Goal of the exercise: Copy everything in the listing below word for word, apart from any images.

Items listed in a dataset
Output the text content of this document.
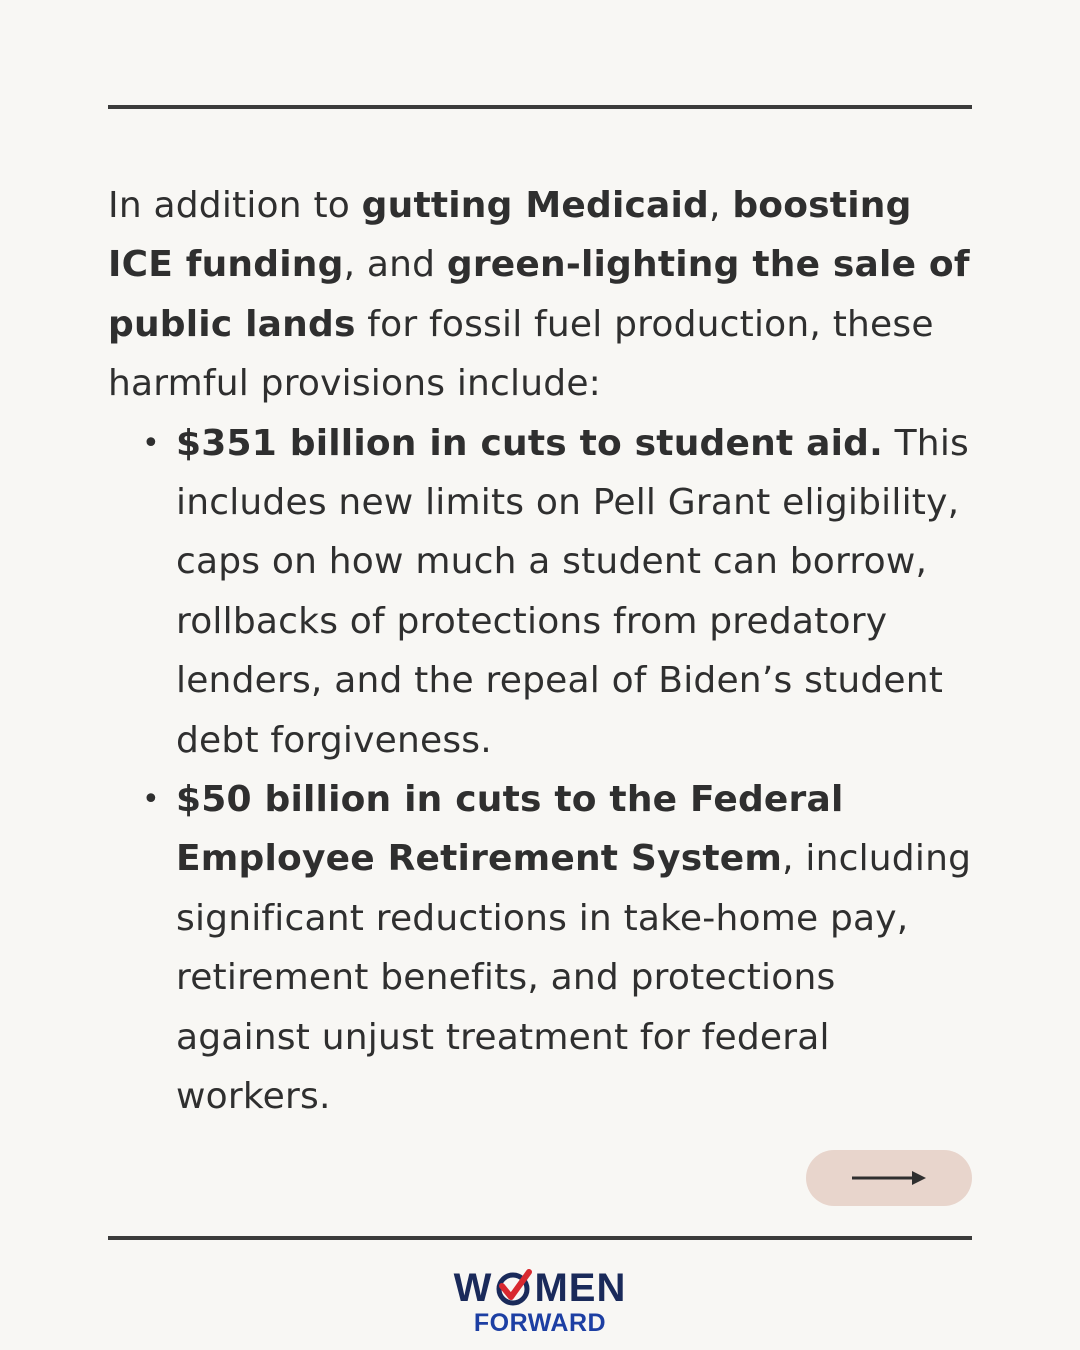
In addition to gutting Medicaid, boosting ICE funding, and green-lighting the sale of public lands for fossil fuel production, these harmful provisions include:

• $351 billion in cuts to student aid. This includes new limits on Pell Grant eligibility, caps on how much a student can borrow, rollbacks of protections from predatory lenders, and the repeal of Biden’s student debt forgiveness.
• $50 billion in cuts to the Federal Employee Retirement System, including significant reductions in take-home pay, retirement benefits, and protections against unjust treatment for federal workers.
W MEN
FORWARD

Response to this exercise:
Output the text content of this document.
In addition to gutting Medicaid, boosting ICE funding, and green-lighting the sale of public lands for fossil fuel production, these harmful provisions include:

• $351 billion in cuts to student aid. This includes new limits on Pell Grant eligibility, caps on how much a student can borrow, rollbacks of protections from predatory lenders, and the repeal of Biden’s student debt forgiveness.
• $50 billion in cuts to the Federal Employee Retirement System, including significant reductions in take-home pay, retirement benefits, and protections against unjust treatment for federal workers.
W MEN
FORWARD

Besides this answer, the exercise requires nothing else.